• _Exercise task 1_: In the note on emulating interleaving for SLP load permutes, how many vectors would the permutes need in the example loop?
• _Exercise task 2_: Return the part of the note on SLP load permutes that begins at the words "The following emulates" and stops after "a, int * b)".
• _Exercise task 3_: Write the next part of the note on emulating interleaving for SLP load permutes, picking up after its final sentence.

• _Passage_:
----
The following emulates classical interleaving for SLP load permutes
that we are unlikely handling natively.  This is to handle cases
where interleaving (or load/store-lanes) is the optimal choice for
vectorizing even when we are doing that within SLP.  An example
would be

void foo (int * __restrict a, int * b)
{
  for (int i = 0; i < 16; ++i)
    {
      a[4*i + 0] = b[4*i + 0] * 3;
      a[4*i + 1] = b[4*i + 1] + 3;
      a[4*i + 2] = (b[4*i + 2] * 3 + 3);
      a[4*i + 3] = b[4*i + 3] * 3;
    }
}

where currently the SLP store is merging four single-lane SLP
sub-graphs but none of the loads in it can be code-generated
with V4SImode vectors and a VF of four as the permutes would need
three vectors.
----
• _Information given_:
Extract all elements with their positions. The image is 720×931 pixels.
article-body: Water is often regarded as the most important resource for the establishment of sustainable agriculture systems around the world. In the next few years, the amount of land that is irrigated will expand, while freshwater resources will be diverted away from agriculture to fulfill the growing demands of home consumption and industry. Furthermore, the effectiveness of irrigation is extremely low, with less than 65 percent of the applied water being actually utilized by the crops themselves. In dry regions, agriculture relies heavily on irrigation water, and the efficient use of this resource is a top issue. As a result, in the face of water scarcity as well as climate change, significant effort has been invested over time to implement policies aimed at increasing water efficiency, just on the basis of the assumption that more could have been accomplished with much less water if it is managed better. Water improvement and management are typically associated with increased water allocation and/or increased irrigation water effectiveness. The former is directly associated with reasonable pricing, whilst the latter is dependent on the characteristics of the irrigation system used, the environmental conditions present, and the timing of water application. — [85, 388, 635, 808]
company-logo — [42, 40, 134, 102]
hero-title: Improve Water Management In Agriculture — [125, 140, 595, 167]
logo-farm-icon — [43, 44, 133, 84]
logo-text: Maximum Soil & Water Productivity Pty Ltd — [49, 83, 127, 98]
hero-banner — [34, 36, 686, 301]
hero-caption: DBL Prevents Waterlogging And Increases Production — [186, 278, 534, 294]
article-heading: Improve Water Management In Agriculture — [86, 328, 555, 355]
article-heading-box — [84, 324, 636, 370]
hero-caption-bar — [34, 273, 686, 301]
----
• _Answer 1_: Three vectors.

• _Answer 2_:
The following emulates classical interleaving for SLP load permutes
that we are unlikely handling natively.  This is to handle cases
where interleaving (or load/store-lanes) is the optimal choice for
vectorizing even when we are doing that within SLP.  An example
would be

void foo (int * __restrict a, int * b)

• _Answer 3_:
The patch introduces a lowering phase after SLP discovery but
before SLP pattern recognition or permute optimization that
analyzes all loads from the same dataref group and creates an
interleaving scheme starting from an unpermuted load.

What can be handled is power-of-two group size, group size of
three is handled in a followup, as is the possibility for
doing the interleaving with a load-lanes like instruction.

The patch has a fallback for when there are multi-lane groups
and the resulting permutes to not fit interleaving.  Code
generation is not optimal when this triggers and might be
worse than doing single-lane group interleaving.

The patch handles gaps by representing them with NULL
entries in SLP_TREE_SCALAR_STMTS for the unpermuted load node.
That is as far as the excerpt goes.